### [Task statement]
Below are records to repeat exactly. Omit the pictures from the copy.

### [Data supplied]
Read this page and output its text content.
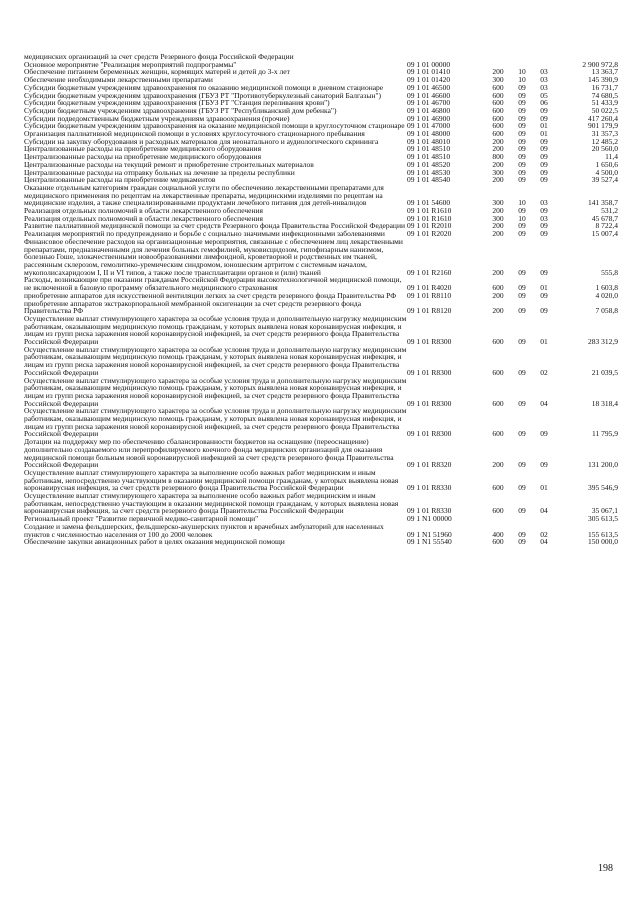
медицинских организаций за счет средств Резервного фонда Российской Федерации					
Основное мероприятие "Реализация мероприятий подпрограммы"	09 1 01 00000				2 900 972,8
Обеспечение питанием беременных женщин, кормящих матерей и детей до 3-х лет	09 1 01 01410	200	10	03	13 363,7
Обеспечение необходимыми лекарственными препаратами	09 1 01 01420	300	10	03	145 390,9
Субсидии бюджетным учреждениям здравоохранения по оказанию медицинской помощи в дневном стационаре	09 1 01 46500	600	09	03	16 731,7
Субсидии бюджетным учреждениям здравоохранения (ГБУЗ РТ "Противотуберкулезный санаторий Балгазын")	09 1 01 46600	600	09	05	74 680,5
Субсидии бюджетным учреждениям здравоохранения (ГБУЗ РТ "Станция переливания крови")	09 1 01 46700	600	09	06	51 433,9
Субсидии бюджетным учреждениям здравоохранения (ГБУЗ РТ "Республиканский дом ребенка")	09 1 01 46800	600	09	09	50 022,5
Субсидии подведомственным бюджетным учреждениям здравоохранения (прочие)	09 1 01 46900	600	09	09	417 260,4
Субсидии бюджетным учреждениям здравоохранения на оказание медицинской помощи в круглосуточном стационаре	09 1 01 47000	600	09	01	901 179,9
Организация паллиативной медицинской помощи в условиях круглосуточного стационарного пребывания	09 1 01 48000	600	09	01	31 357,3
Субсидии на закупку оборудования и расходных материалов для неонатального и аудиологического скрининга	09 1 01 48010	200	09	09	12 485,2
Централизованные расходы на приобретение медицинского оборудования	09 1 01 48510	200	09	09	20 560,0
Централизованные расходы на приобретение медицинского оборудования	09 1 01 48510	800	09	09	11,4
Централизованные расходы на текущий ремонт и приобретение строительных материалов	09 1 01 48520	200	09	09	1 650,6
Централизованные расходы на отправку больных на лечение за пределы республики	09 1 01 48530	300	09	09	4 500,0
Централизованные расходы на приобретение медикаментов	09 1 01 48540	200	09	09	39 527,4
Оказание отдельным категориям граждан социальной услуги по обеспечению лекарственными препаратами для медицинского применения по рецептам на лекарственные препараты, медицинскими изделиями по рецептам на медицинские изделия, а также специализированными продуктами лечебного питания для детей-инвалидов	09 1 01 54600	300	10	03	141 358,7
Реализация отдельных полномочий в области лекарственного обеспечения	09 1 01 R1610	200	09	09	531,2
Реализация отдельных полномочий в области лекарственного обеспечения	09 1 01 R1610	300	10	03	45 678,7
Развитие паллиативной медицинской помощи за счет средств Резервного фонда Правительства Российской Федерации	09 1 01 R2010	200	09	09	8 722,4
Реализация мероприятий по предупреждению и борьбе с социально значимыми инфекционными заболеваниями	09 1 01 R2020	200	09	09	15 007,4
Финансовое обеспечение расходов на организационные мероприятия, связанные с обеспечением лиц лекарственными препаратами, предназначенными для лечения больных гемофилией, муковисцидозом, гипофизарным нанизмом, болезнью Гоше, злокачественными новообразованиями лимфоидной, кроветворной и родственных им тканей, рассеянным склерозом, гемолитико-уремическим синдромом, юношеским артритом с системным началом, мукополисахаридозом I, II и VI типов, а также после трансплантации органов и (или) тканей	09 1 01 R2160	200	09	09	555,8
Расходы, возникающие при оказании гражданам Российской Федерации высокотехнологичной медицинской помощи, не включенной в базовую программу обязательного медицинского страхования	09 1 01 R4020	600	09	01	1 603,8
приобретение аппаратов для искусственной вентиляции легких за счет средств резервного фонда Правительства РФ	09 1 01 R8110	200	09	09	4 020,0
приобретение аппаратов экстракорпоральной мембранной оксигенации за счет средств резервного фонда Правительства РФ	09 1 01 R8120	200	09	09	7 058,8
Осуществление выплат стимулирующего характера за особые условия труда и дополнительную нагрузку медицинским работникам, оказывающим медицинскую помощь гражданам, у которых выявлена новая коронавирусная инфекция, и лицам из групп риска заражения новой коронавирусной инфекцией, за счет средств резервного фонда Правительства Российской Федерации	09 1 01 R8300	600	09	01	283 312,9
Осуществление выплат стимулирующего характера за особые условия труда и дополнительную нагрузку медицинским работникам, оказывающим медицинскую помощь гражданам, у которых выявлена новая коронавирусная инфекция, и лицам из групп риска заражения новой коронавирусной инфекцией, за счет средств резервного фонда Правительства Российской Федерации	09 1 01 R8300	600	09	02	21 039,5
Осуществление выплат стимулирующего характера за особые условия труда и дополнительную нагрузку медицинским работникам, оказывающим медицинскую помощь гражданам, у которых выявлена новая коронавирусная инфекция, и лицам из групп риска заражения новой коронавирусной инфекцией, за счет средств резервного фонда Правительства Российской Федерации	09 1 01 R8300	600	09	04	18 318,4
Осуществление выплат стимулирующего характера за особые условия труда и дополнительную нагрузку медицинским работникам, оказывающим медицинскую помощь гражданам, у которых выявлена новая коронавирусная инфекция, и лицам из групп риска заражения новой коронавирусной инфекцией, за счет средств резервного фонда Правительства Российской Федерации	09 1 01 R8300	600	09	09	11 795,9
Дотации на поддержку мер по обеспечению сбалансированности бюджетов на оснащение (переоснащение) дополнительно создаваемого или перепрофилируемого коечного фонда медицинских организаций для оказания медицинской помощи больным новой коронавирусной инфекцией за счет средств резервного фонда Правительства Российской Федерации	09 1 01 R8320	200	09	09	131 200,0
Осуществление выплат стимулирующего характера за выполнение особо важных работ медицинским и иным работникам, непосредственно участвующим в оказании медицинской помощи гражданам, у которых выявлена новая коронавирусная инфекция, за счет средств резервного фонда Правительства Российской Федерации	09 1 01 R8330	600	09	01	395 546,9
Осуществление выплат стимулирующего характера за выполнение особо важных работ медицинским и иным работникам, непосредственно участвующим в оказании медицинской помощи гражданам, у которых выявлена новая коронавирусная инфекция, за счет средств резервного фонда Правительства Российской Федерации	09 1 01 R8330	600	09	04	35 067,1
Региональный проект "Развитие первичной медико-санитарной помощи"	09 1 N1 00000				305 613,5
Создание и замена фельдшерских, фельдшерско-акушерских пунктов и врачебных амбулаторий для населенных пунктов с численностью населения от 100 до 2000 человек	09 1 N1 51960	400	09	02	155 613,5
Обеспечение закупки авиационных работ в целях оказания медицинской помощи	09 1 N1 55540	600	09	04	150 000,0
198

### [Solution]
Read this page and output its text content.
медицинских организаций за счет средств Резервного фонда Российской Федерации					
Основное мероприятие "Реализация мероприятий подпрограммы"	09 1 01 00000				2 900 972,8
Обеспечение питанием беременных женщин, кормящих матерей и детей до 3-х лет	09 1 01 01410	200	10	03	13 363,7
Обеспечение необходимыми лекарственными препаратами	09 1 01 01420	300	10	03	145 390,9
Субсидии бюджетным учреждениям здравоохранения по оказанию медицинской помощи в дневном стационаре	09 1 01 46500	600	09	03	16 731,7
Субсидии бюджетным учреждениям здравоохранения (ГБУЗ РТ "Противотуберкулезный санаторий Балгазын")	09 1 01 46600	600	09	05	74 680,5
Субсидии бюджетным учреждениям здравоохранения (ГБУЗ РТ "Станция переливания крови")	09 1 01 46700	600	09	06	51 433,9
Субсидии бюджетным учреждениям здравоохранения (ГБУЗ РТ "Республиканский дом ребенка")	09 1 01 46800	600	09	09	50 022,5
Субсидии подведомственным бюджетным учреждениям здравоохранения (прочие)	09 1 01 46900	600	09	09	417 260,4
Субсидии бюджетным учреждениям здравоохранения на оказание медицинской помощи в круглосуточном стационаре	09 1 01 47000	600	09	01	901 179,9
Организация паллиативной медицинской помощи в условиях круглосуточного стационарного пребывания	09 1 01 48000	600	09	01	31 357,3
Субсидии на закупку оборудования и расходных материалов для неонатального и аудиологического скрининга	09 1 01 48010	200	09	09	12 485,2
Централизованные расходы на приобретение медицинского оборудования	09 1 01 48510	200	09	09	20 560,0
Централизованные расходы на приобретение медицинского оборудования	09 1 01 48510	800	09	09	11,4
Централизованные расходы на текущий ремонт и приобретение строительных материалов	09 1 01 48520	200	09	09	1 650,6
Централизованные расходы на отправку больных на лечение за пределы республики	09 1 01 48530	300	09	09	4 500,0
Централизованные расходы на приобретение медикаментов	09 1 01 48540	200	09	09	39 527,4
Оказание отдельным категориям граждан социальной услуги по обеспечению лекарственными препаратами для медицинского применения по рецептам на лекарственные препараты, медицинскими изделиями по рецептам на медицинские изделия, а также специализированными продуктами лечебного питания для детей-инвалидов	09 1 01 54600	300	10	03	141 358,7
Реализация отдельных полномочий в области лекарственного обеспечения	09 1 01 R1610	200	09	09	531,2
Реализация отдельных полномочий в области лекарственного обеспечения	09 1 01 R1610	300	10	03	45 678,7
Развитие паллиативной медицинской помощи за счет средств Резервного фонда Правительства Российской Федерации	09 1 01 R2010	200	09	09	8 722,4
Реализация мероприятий по предупреждению и борьбе с социально значимыми инфекционными заболеваниями	09 1 01 R2020	200	09	09	15 007,4
Финансовое обеспечение расходов на организационные мероприятия, связанные с обеспечением лиц лекарственными препаратами, предназначенными для лечения больных гемофилией, муковисцидозом, гипофизарным нанизмом, болезнью Гоше, злокачественными новообразованиями лимфоидной, кроветворной и родственных им тканей, рассеянным склерозом, гемолитико-уремическим синдромом, юношеским артритом с системным началом, мукополисахаридозом I, II и VI типов, а также после трансплантации органов и (или) тканей	09 1 01 R2160	200	09	09	555,8
Расходы, возникающие при оказании гражданам Российской Федерации высокотехнологичной медицинской помощи, не включенной в базовую программу обязательного медицинского страхования	09 1 01 R4020	600	09	01	1 603,8
приобретение аппаратов для искусственной вентиляции легких за счет средств резервного фонда Правительства РФ	09 1 01 R8110	200	09	09	4 020,0
приобретение аппаратов экстракорпоральной мембранной оксигенации за счет средств резервного фонда Правительства РФ	09 1 01 R8120	200	09	09	7 058,8
Осуществление выплат стимулирующего характера за особые условия труда и дополнительную нагрузку медицинским работникам, оказывающим медицинскую помощь гражданам, у которых выявлена новая коронавирусная инфекция, и лицам из групп риска заражения новой коронавирусной инфекцией, за счет средств резервного фонда Правительства Российской Федерации	09 1 01 R8300	600	09	01	283 312,9
Осуществление выплат стимулирующего характера за особые условия труда и дополнительную нагрузку медицинским работникам, оказывающим медицинскую помощь гражданам, у которых выявлена новая коронавирусная инфекция, и лицам из групп риска заражения новой коронавирусной инфекцией, за счет средств резервного фонда Правительства Российской Федерации	09 1 01 R8300	600	09	02	21 039,5
Осуществление выплат стимулирующего характера за особые условия труда и дополнительную нагрузку медицинским работникам, оказывающим медицинскую помощь гражданам, у которых выявлена новая коронавирусная инфекция, и лицам из групп риска заражения новой коронавирусной инфекцией, за счет средств резервного фонда Правительства Российской Федерации	09 1 01 R8300	600	09	04	18 318,4
Осуществление выплат стимулирующего характера за особые условия труда и дополнительную нагрузку медицинским работникам, оказывающим медицинскую помощь гражданам, у которых выявлена новая коронавирусная инфекция, и лицам из групп риска заражения новой коронавирусной инфекцией, за счет средств резервного фонда Правительства Российской Федерации	09 1 01 R8300	600	09	09	11 795,9
Дотации на поддержку мер по обеспечению сбалансированности бюджетов на оснащение (переоснащение) дополнительно создаваемого или перепрофилируемого коечного фонда медицинских организаций для оказания медицинской помощи больным новой коронавирусной инфекцией за счет средств резервного фонда Правительства Российской Федерации	09 1 01 R8320	200	09	09	131 200,0
Осуществление выплат стимулирующего характера за выполнение особо важных работ медицинским и иным работникам, непосредственно участвующим в оказании медицинской помощи гражданам, у которых выявлена новая коронавирусная инфекция, за счет средств резервного фонда Правительства Российской Федерации	09 1 01 R8330	600	09	01	395 546,9
Осуществление выплат стимулирующего характера за выполнение особо важных работ медицинским и иным работникам, непосредственно участвующим в оказании медицинской помощи гражданам, у которых выявлена новая коронавирусная инфекция, за счет средств резервного фонда Правительства Российской Федерации	09 1 01 R8330	600	09	04	35 067,1
Региональный проект "Развитие первичной медико-санитарной помощи"	09 1 N1 00000				305 613,5
Создание и замена фельдшерских, фельдшерско-акушерских пунктов и врачебных амбулаторий для населенных пунктов с численностью населения от 100 до 2000 человек	09 1 N1 51960	400	09	02	155 613,5
Обеспечение закупки авиационных работ в целях оказания медицинской помощи	09 1 N1 55540	600	09	04	150 000,0
198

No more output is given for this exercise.